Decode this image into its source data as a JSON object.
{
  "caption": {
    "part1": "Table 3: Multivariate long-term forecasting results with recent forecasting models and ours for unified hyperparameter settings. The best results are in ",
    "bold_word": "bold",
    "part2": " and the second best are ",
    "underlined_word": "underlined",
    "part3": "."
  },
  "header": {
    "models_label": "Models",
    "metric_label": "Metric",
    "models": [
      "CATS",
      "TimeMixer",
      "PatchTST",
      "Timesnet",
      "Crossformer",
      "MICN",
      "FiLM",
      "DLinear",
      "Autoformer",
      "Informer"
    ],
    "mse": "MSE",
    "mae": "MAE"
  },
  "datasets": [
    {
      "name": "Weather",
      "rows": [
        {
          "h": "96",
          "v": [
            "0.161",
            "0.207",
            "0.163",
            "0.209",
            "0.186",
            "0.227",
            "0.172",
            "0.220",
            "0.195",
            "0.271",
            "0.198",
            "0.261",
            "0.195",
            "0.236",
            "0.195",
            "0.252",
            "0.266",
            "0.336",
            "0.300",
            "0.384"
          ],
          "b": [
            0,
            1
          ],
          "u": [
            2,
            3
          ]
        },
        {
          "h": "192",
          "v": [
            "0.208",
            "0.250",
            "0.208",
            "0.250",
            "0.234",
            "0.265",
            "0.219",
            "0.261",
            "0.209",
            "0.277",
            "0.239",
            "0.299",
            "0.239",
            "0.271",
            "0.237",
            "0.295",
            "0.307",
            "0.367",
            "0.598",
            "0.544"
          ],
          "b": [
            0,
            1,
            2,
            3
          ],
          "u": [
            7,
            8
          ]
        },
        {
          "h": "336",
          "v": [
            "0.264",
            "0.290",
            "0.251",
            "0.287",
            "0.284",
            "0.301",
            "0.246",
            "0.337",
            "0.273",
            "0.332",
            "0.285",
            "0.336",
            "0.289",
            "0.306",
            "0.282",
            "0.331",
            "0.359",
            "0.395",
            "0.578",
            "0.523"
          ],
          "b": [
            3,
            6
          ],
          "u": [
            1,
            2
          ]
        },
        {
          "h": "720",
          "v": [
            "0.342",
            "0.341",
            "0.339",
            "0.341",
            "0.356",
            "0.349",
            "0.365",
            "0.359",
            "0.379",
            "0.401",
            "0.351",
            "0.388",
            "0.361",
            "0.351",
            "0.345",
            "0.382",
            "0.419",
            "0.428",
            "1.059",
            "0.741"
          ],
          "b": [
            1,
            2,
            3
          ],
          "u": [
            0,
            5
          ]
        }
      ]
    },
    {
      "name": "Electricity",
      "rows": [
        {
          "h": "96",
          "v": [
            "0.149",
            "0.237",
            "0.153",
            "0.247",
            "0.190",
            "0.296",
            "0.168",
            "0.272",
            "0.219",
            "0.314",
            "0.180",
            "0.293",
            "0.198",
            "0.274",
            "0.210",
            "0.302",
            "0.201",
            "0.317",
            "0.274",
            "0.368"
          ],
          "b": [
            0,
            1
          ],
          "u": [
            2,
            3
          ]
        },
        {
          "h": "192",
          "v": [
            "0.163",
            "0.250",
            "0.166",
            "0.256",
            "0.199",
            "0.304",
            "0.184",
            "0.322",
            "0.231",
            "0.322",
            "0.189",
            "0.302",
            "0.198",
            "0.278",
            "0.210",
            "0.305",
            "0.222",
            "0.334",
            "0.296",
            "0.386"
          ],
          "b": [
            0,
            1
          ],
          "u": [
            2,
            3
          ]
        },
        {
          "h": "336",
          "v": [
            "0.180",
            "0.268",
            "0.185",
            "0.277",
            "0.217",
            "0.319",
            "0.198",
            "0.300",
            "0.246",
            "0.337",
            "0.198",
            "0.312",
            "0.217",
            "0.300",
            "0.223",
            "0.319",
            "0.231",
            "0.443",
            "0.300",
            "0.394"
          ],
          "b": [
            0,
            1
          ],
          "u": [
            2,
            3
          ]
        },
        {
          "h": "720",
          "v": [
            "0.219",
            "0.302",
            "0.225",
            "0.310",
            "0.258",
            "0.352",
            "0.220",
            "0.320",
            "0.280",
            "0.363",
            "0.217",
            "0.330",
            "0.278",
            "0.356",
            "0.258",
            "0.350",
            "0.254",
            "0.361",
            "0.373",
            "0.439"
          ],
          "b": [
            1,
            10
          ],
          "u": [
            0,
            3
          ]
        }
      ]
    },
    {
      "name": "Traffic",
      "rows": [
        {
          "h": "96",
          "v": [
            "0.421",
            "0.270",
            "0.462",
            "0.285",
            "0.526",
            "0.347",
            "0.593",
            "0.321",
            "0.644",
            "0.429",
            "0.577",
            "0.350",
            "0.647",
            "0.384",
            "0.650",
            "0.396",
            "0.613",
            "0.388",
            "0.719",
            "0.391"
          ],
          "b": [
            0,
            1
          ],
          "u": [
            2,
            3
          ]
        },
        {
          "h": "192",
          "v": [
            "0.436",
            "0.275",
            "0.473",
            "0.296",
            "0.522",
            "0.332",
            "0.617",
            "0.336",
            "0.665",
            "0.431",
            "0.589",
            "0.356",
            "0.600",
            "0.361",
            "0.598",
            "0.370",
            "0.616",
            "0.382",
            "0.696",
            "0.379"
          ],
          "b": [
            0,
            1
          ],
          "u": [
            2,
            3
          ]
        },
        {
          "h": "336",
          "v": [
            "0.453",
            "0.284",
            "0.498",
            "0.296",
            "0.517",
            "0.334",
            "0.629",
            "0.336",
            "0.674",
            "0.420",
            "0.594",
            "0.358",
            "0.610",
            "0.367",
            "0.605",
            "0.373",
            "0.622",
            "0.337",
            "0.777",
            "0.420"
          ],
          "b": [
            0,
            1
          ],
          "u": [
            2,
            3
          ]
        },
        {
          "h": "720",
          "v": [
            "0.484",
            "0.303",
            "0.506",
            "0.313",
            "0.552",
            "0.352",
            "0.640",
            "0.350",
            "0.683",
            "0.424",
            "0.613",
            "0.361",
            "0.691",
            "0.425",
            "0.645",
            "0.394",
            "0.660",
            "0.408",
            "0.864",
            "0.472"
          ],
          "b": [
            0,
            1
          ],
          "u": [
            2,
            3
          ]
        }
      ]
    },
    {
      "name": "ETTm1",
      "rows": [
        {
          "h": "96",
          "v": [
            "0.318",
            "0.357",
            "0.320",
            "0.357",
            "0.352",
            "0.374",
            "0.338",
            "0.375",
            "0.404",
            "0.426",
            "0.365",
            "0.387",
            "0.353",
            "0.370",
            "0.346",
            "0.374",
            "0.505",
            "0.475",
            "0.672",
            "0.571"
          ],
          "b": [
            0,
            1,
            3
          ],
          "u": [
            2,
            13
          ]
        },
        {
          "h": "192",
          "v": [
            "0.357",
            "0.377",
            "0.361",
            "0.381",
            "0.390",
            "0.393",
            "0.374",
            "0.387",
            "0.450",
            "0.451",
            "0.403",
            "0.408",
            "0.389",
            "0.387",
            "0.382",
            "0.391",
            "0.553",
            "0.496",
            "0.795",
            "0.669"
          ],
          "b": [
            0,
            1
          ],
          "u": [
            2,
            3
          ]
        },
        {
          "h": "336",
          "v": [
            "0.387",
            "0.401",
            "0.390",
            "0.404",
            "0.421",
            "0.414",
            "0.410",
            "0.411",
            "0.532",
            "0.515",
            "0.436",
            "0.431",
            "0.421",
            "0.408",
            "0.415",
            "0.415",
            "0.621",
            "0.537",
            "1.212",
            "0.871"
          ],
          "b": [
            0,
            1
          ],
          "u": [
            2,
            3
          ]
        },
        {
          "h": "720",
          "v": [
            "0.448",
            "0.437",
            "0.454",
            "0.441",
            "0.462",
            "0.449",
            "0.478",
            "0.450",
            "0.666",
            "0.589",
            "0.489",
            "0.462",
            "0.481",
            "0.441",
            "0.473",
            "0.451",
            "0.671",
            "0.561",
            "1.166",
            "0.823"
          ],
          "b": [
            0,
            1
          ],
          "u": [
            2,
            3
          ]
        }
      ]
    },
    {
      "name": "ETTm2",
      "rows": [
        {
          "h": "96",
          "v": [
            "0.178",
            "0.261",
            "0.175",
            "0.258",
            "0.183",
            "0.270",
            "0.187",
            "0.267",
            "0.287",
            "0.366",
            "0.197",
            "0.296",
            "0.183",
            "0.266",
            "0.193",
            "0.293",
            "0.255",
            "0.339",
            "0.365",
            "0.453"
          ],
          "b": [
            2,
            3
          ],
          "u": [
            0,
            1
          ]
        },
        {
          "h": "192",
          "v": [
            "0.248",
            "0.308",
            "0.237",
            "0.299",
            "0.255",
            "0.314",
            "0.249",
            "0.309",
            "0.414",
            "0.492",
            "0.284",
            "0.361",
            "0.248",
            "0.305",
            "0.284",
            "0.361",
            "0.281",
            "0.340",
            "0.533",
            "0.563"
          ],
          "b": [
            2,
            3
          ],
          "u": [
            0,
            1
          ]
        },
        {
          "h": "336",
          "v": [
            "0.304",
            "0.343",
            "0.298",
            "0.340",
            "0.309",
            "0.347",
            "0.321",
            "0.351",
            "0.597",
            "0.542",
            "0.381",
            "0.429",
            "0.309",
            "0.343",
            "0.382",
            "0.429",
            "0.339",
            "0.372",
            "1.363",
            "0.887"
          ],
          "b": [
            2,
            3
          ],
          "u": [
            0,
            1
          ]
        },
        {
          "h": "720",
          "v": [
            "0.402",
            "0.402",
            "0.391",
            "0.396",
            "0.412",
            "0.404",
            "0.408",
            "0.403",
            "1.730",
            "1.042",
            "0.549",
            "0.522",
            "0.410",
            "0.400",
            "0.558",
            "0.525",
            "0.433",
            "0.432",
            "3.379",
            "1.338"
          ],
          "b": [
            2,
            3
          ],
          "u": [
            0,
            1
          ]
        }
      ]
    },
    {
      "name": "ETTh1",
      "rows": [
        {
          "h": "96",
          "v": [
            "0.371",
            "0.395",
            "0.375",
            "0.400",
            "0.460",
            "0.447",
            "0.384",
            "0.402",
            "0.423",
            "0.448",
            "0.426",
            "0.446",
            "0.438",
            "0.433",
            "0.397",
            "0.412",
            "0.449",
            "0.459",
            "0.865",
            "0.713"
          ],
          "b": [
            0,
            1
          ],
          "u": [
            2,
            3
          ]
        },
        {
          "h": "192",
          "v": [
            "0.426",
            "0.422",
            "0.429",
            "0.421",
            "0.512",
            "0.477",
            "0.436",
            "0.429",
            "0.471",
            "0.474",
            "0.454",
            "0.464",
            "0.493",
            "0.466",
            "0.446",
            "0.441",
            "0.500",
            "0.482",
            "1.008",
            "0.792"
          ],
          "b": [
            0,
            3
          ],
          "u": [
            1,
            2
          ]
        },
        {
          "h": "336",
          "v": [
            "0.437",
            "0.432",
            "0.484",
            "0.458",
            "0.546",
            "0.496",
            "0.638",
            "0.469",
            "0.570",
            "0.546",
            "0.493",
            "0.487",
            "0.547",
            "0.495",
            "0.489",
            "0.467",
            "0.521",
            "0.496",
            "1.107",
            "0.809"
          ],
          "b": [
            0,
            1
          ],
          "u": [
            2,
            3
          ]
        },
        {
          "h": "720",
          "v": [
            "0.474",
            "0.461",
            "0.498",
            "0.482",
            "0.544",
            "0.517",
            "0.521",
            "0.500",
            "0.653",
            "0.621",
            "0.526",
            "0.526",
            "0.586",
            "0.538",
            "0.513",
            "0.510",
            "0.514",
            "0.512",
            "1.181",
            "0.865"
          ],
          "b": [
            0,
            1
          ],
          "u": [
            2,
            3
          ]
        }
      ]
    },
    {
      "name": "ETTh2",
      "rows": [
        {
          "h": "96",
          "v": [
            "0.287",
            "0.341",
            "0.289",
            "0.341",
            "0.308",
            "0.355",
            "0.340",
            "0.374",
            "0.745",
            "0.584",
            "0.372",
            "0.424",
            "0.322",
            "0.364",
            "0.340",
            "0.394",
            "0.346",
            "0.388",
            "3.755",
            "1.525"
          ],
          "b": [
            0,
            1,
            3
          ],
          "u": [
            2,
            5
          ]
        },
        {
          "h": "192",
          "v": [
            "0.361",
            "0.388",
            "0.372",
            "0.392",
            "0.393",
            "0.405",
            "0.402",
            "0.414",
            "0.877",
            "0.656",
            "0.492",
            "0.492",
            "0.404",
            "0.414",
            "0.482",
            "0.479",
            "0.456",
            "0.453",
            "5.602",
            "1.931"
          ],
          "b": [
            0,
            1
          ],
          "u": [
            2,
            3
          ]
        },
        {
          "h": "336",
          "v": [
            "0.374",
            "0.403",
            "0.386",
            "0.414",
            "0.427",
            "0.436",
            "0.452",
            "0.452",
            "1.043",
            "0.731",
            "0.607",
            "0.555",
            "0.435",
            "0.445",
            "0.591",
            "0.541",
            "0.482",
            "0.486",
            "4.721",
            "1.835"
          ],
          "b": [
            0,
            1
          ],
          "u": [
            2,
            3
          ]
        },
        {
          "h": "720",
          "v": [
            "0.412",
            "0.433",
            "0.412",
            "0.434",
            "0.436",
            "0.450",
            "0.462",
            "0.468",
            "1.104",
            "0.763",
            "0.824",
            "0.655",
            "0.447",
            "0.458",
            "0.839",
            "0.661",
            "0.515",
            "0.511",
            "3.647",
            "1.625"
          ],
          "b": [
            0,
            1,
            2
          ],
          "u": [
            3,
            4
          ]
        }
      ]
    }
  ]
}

REQUIRED TASK >>
Copy every line in the listing above where the string "best" turns up.

WORKED ANSWER >>
    "part1": "Table 3: Multivariate long-term forecasting results with recent forecasting models and ours for unified hyperparameter settings. The best results are in ",
    "part2": " and the second best are ",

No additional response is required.